> _TASK INPUT_
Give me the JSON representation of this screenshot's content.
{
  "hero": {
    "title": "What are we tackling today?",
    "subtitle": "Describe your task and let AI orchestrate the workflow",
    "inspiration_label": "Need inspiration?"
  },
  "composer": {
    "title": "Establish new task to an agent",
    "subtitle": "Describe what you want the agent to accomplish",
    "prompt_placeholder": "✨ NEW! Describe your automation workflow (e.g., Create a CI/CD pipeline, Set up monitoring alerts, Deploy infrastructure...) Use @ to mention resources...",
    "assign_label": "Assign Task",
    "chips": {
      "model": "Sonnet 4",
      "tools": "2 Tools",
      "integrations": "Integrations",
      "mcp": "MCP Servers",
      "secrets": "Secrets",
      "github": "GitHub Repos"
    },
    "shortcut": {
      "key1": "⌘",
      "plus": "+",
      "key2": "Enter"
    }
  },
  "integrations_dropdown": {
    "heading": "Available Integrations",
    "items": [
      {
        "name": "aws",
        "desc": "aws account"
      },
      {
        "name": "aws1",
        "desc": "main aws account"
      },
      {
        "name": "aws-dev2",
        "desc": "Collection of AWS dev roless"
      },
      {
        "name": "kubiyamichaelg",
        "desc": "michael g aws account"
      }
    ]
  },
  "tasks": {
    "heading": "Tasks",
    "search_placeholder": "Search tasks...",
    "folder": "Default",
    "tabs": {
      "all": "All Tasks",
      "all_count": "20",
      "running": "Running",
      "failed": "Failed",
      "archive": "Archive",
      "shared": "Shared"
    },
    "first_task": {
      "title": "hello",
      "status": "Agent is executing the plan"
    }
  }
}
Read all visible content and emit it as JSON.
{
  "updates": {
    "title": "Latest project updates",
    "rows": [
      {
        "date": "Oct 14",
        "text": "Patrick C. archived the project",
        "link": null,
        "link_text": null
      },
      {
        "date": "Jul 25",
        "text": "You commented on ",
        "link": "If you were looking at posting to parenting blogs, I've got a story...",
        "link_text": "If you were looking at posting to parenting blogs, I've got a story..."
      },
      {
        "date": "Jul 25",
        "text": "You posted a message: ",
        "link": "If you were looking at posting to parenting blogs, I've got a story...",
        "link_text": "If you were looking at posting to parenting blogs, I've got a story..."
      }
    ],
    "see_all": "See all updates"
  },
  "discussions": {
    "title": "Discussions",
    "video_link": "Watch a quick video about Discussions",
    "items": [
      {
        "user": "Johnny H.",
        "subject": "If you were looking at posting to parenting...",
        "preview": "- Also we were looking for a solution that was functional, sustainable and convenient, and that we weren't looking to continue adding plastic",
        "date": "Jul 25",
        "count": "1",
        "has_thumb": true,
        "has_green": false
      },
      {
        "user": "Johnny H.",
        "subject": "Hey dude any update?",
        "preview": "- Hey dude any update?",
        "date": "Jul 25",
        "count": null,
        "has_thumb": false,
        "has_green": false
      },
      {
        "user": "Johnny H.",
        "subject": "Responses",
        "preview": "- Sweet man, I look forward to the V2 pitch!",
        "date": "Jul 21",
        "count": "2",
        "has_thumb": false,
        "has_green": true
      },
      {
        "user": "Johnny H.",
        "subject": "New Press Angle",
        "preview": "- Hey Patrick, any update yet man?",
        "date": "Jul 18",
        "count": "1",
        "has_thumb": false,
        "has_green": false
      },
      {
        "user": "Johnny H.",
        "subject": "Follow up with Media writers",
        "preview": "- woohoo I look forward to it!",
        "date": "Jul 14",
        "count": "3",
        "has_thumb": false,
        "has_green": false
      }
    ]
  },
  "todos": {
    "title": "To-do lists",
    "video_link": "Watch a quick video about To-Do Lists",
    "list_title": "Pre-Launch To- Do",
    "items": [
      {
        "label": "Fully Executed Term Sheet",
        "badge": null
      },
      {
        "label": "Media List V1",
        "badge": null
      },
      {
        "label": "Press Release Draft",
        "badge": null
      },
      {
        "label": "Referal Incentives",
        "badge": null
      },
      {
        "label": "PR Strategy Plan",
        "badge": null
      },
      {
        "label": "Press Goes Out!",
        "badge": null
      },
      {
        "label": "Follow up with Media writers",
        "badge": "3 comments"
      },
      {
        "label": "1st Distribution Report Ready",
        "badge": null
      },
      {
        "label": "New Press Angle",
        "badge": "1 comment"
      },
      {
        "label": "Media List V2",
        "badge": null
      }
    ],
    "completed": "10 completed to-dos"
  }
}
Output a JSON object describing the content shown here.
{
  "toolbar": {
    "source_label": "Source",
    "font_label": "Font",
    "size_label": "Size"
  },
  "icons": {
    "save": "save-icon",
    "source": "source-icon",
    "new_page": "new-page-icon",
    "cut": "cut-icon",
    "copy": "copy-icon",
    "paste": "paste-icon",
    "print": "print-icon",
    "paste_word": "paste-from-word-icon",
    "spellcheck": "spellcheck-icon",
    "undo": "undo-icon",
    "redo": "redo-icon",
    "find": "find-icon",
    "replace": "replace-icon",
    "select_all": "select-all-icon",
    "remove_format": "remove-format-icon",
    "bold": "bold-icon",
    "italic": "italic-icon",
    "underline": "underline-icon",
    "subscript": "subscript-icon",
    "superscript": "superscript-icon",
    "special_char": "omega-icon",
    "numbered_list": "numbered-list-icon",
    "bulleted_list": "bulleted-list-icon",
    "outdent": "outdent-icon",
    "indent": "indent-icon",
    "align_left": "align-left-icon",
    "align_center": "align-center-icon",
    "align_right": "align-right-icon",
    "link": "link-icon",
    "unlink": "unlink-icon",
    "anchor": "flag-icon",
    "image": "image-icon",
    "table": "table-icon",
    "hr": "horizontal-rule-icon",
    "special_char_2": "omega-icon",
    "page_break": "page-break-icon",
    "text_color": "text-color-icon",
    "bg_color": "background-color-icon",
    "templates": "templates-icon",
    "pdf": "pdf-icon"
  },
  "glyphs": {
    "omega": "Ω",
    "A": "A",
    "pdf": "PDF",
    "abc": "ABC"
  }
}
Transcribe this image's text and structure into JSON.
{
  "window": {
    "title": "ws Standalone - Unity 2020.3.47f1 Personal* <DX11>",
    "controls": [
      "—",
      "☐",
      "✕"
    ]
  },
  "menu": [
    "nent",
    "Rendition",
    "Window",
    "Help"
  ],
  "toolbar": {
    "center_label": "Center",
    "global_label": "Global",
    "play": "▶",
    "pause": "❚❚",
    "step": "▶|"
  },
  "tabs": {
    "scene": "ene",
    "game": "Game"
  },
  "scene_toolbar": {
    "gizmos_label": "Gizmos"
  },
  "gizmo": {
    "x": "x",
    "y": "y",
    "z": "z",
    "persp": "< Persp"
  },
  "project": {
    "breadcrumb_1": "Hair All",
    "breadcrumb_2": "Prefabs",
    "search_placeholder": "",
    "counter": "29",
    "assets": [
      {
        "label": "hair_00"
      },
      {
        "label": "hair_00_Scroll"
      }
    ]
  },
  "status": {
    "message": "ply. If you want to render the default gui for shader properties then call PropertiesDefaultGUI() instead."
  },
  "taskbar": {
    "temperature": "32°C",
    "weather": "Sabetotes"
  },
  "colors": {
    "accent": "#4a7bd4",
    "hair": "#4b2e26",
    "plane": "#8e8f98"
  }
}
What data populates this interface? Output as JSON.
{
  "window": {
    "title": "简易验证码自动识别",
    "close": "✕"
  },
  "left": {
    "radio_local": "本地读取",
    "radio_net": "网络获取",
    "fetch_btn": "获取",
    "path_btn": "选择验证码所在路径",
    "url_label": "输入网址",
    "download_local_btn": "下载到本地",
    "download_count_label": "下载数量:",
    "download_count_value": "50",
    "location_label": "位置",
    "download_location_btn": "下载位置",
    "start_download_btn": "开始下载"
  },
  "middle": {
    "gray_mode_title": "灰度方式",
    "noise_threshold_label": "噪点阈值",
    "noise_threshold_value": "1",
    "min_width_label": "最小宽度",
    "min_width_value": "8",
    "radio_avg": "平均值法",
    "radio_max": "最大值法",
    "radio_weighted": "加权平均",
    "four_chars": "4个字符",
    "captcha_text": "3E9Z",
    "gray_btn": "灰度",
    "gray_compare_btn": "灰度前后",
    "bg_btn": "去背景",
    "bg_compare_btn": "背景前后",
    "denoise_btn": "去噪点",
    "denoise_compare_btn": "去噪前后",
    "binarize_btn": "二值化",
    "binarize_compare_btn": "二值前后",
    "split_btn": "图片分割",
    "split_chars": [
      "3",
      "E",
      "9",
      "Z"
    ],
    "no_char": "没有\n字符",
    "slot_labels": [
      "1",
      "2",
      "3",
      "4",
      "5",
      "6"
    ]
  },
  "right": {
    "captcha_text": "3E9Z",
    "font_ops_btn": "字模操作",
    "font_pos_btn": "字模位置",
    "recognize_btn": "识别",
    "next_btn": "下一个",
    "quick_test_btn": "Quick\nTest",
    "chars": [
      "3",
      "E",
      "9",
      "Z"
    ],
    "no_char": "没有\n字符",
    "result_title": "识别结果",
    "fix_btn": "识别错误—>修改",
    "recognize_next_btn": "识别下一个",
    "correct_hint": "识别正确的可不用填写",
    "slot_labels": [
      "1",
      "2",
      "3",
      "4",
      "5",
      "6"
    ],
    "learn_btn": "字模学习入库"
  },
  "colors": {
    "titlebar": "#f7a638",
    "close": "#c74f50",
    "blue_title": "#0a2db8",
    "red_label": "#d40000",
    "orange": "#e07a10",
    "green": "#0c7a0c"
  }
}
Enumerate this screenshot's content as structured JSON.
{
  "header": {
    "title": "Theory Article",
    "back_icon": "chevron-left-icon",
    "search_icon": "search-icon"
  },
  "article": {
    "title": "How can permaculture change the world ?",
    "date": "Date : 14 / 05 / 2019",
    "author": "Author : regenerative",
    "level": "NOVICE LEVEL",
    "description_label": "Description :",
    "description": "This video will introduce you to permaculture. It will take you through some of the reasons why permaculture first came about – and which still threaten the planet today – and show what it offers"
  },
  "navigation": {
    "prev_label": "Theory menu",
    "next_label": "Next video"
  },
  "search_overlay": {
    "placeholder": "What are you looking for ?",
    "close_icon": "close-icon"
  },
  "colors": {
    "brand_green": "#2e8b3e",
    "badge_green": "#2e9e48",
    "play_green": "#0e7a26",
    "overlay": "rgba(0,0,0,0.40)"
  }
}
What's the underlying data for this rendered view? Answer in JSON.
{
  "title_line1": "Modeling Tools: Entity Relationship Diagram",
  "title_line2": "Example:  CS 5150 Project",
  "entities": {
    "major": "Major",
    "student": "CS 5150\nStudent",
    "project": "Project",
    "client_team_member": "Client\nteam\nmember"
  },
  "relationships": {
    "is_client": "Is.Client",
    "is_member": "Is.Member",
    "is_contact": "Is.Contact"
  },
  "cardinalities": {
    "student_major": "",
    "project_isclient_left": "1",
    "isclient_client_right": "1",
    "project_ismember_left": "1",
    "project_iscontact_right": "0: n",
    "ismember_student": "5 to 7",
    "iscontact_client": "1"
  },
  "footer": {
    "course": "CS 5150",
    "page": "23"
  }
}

> _WORK INSTRUCTIONS_
Copy all lines of the listing above that contain the string "JSON".

> _TASK RESULT_
Give me the JSON representation of this screenshot's content.
Read all visible content and emit it as JSON.
Output a JSON object describing the content shown here.
Transcribe this image's text and structure into JSON.
What data populates this interface? Output as JSON.
Enumerate this screenshot's content as structured JSON.
What's the underlying data for this rendered view? Answer in JSON.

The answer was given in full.